Dataset excerpt:
════════════════
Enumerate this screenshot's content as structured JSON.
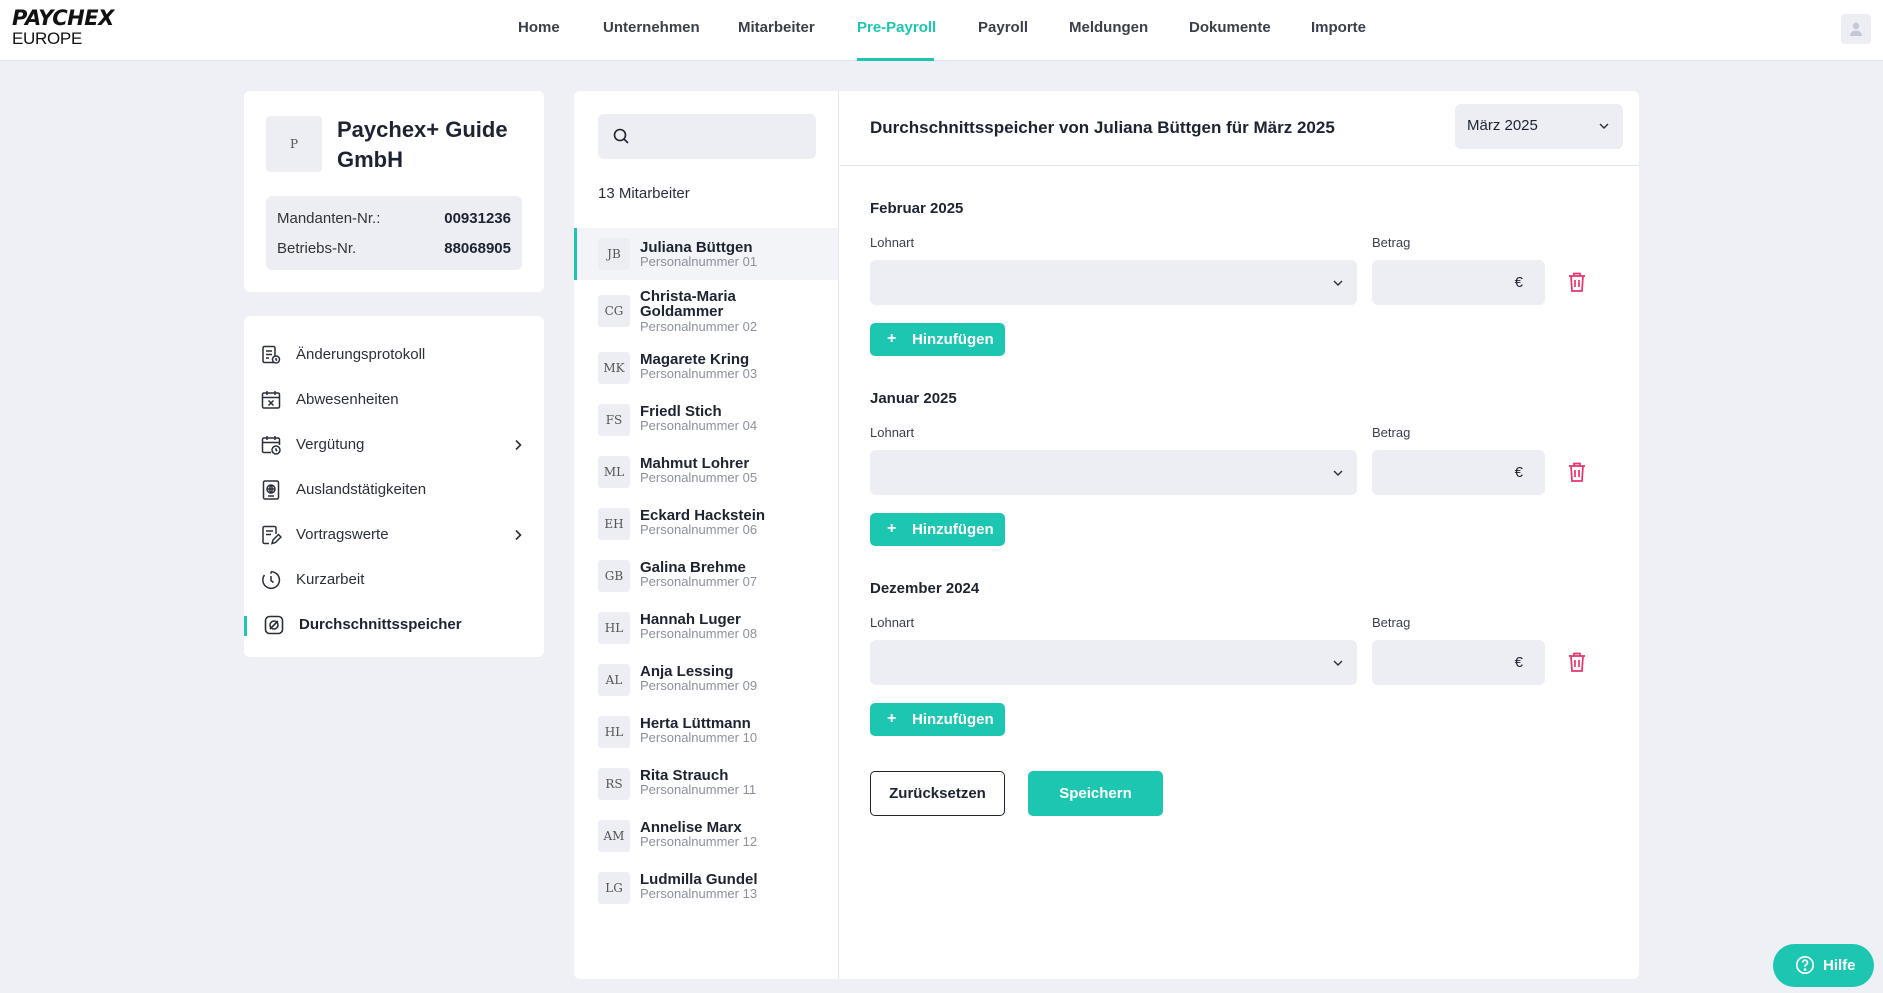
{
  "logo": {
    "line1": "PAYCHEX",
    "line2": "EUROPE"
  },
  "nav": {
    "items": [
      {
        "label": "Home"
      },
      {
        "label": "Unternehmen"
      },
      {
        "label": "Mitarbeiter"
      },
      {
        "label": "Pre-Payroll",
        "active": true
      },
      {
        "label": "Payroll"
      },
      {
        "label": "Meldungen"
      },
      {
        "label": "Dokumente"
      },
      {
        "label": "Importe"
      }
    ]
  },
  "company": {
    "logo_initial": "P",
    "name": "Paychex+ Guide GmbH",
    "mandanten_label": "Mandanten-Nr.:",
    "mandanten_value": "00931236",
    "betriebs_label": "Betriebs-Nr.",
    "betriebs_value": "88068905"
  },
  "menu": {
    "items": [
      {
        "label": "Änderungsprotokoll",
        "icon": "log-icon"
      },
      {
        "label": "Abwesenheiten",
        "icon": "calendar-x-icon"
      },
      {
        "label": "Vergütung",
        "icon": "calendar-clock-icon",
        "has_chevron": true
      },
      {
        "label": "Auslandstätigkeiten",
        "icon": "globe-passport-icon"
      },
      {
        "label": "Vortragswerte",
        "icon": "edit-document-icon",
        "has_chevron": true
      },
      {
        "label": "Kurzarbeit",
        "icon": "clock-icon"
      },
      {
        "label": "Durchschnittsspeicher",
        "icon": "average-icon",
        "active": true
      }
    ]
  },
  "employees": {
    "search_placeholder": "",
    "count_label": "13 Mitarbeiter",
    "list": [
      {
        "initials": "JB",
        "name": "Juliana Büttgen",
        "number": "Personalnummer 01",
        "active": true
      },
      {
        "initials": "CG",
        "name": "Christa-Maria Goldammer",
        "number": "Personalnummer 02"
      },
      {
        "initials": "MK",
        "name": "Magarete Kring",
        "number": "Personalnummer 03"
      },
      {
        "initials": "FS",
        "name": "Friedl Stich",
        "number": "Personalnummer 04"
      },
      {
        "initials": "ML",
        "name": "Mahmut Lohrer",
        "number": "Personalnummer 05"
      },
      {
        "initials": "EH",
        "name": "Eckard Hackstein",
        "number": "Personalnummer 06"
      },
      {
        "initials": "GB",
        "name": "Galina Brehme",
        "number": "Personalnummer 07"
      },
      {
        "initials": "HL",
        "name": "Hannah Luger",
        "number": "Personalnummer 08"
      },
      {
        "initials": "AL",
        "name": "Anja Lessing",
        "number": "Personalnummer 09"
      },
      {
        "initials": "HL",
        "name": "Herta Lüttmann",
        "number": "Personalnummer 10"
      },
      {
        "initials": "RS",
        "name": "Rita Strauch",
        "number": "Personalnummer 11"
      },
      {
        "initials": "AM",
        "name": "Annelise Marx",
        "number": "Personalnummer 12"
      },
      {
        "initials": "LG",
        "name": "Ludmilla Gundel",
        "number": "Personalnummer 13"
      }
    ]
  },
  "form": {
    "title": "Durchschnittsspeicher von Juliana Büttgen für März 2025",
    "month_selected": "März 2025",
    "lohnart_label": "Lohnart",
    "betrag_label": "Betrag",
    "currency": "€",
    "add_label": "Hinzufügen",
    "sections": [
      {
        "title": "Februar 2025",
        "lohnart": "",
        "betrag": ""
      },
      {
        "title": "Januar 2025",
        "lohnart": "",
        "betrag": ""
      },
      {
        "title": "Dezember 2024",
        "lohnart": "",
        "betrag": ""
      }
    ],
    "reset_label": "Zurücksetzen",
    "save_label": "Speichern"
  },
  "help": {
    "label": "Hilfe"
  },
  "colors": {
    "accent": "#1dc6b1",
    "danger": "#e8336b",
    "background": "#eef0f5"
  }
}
════════════════
**Stated exercise:** Output a faithful copy of the data, with each picture left out.

**Written response:**
Enumerate this screenshot's content as structured JSON.
{
  "logo": {
    "line1": "PAYCHEX",
    "line2": "EUROPE"
  },
  "nav": {
    "items": [
      {
        "label": "Home"
      },
      {
        "label": "Unternehmen"
      },
      {
        "label": "Mitarbeiter"
      },
      {
        "label": "Pre-Payroll",
        "active": true
      },
      {
        "label": "Payroll"
      },
      {
        "label": "Meldungen"
      },
      {
        "label": "Dokumente"
      },
      {
        "label": "Importe"
      }
    ]
  },
  "company": {
    "logo_initial": "P",
    "name": "Paychex+ Guide GmbH",
    "mandanten_label": "Mandanten-Nr.:",
    "mandanten_value": "00931236",
    "betriebs_label": "Betriebs-Nr.",
    "betriebs_value": "88068905"
  },
  "menu": {
    "items": [
      {
        "label": "Änderungsprotokoll",
        "icon": "log-icon"
      },
      {
        "label": "Abwesenheiten",
        "icon": "calendar-x-icon"
      },
      {
        "label": "Vergütung",
        "icon": "calendar-clock-icon",
        "has_chevron": true
      },
      {
        "label": "Auslandstätigkeiten",
        "icon": "globe-passport-icon"
      },
      {
        "label": "Vortragswerte",
        "icon": "edit-document-icon",
        "has_chevron": true
      },
      {
        "label": "Kurzarbeit",
        "icon": "clock-icon"
      },
      {
        "label": "Durchschnittsspeicher",
        "icon": "average-icon",
        "active": true
      }
    ]
  },
  "employees": {
    "search_placeholder": "",
    "count_label": "13 Mitarbeiter",
    "list": [
      {
        "initials": "JB",
        "name": "Juliana Büttgen",
        "number": "Personalnummer 01",
        "active": true
      },
      {
        "initials": "CG",
        "name": "Christa-Maria Goldammer",
        "number": "Personalnummer 02"
      },
      {
        "initials": "MK",
        "name": "Magarete Kring",
        "number": "Personalnummer 03"
      },
      {
        "initials": "FS",
        "name": "Friedl Stich",
        "number": "Personalnummer 04"
      },
      {
        "initials": "ML",
        "name": "Mahmut Lohrer",
        "number": "Personalnummer 05"
      },
      {
        "initials": "EH",
        "name": "Eckard Hackstein",
        "number": "Personalnummer 06"
      },
      {
        "initials": "GB",
        "name": "Galina Brehme",
        "number": "Personalnummer 07"
      },
      {
        "initials": "HL",
        "name": "Hannah Luger",
        "number": "Personalnummer 08"
      },
      {
        "initials": "AL",
        "name": "Anja Lessing",
        "number": "Personalnummer 09"
      },
      {
        "initials": "HL",
        "name": "Herta Lüttmann",
        "number": "Personalnummer 10"
      },
      {
        "initials": "RS",
        "name": "Rita Strauch",
        "number": "Personalnummer 11"
      },
      {
        "initials": "AM",
        "name": "Annelise Marx",
        "number": "Personalnummer 12"
      },
      {
        "initials": "LG",
        "name": "Ludmilla Gundel",
        "number": "Personalnummer 13"
      }
    ]
  },
  "form": {
    "title": "Durchschnittsspeicher von Juliana Büttgen für März 2025",
    "month_selected": "März 2025",
    "lohnart_label": "Lohnart",
    "betrag_label": "Betrag",
    "currency": "€",
    "add_label": "Hinzufügen",
    "sections": [
      {
        "title": "Februar 2025",
        "lohnart": "",
        "betrag": ""
      },
      {
        "title": "Januar 2025",
        "lohnart": "",
        "betrag": ""
      },
      {
        "title": "Dezember 2024",
        "lohnart": "",
        "betrag": ""
      }
    ],
    "reset_label": "Zurücksetzen",
    "save_label": "Speichern"
  },
  "help": {
    "label": "Hilfe"
  },
  "colors": {
    "accent": "#1dc6b1",
    "danger": "#e8336b",
    "background": "#eef0f5"
  }
}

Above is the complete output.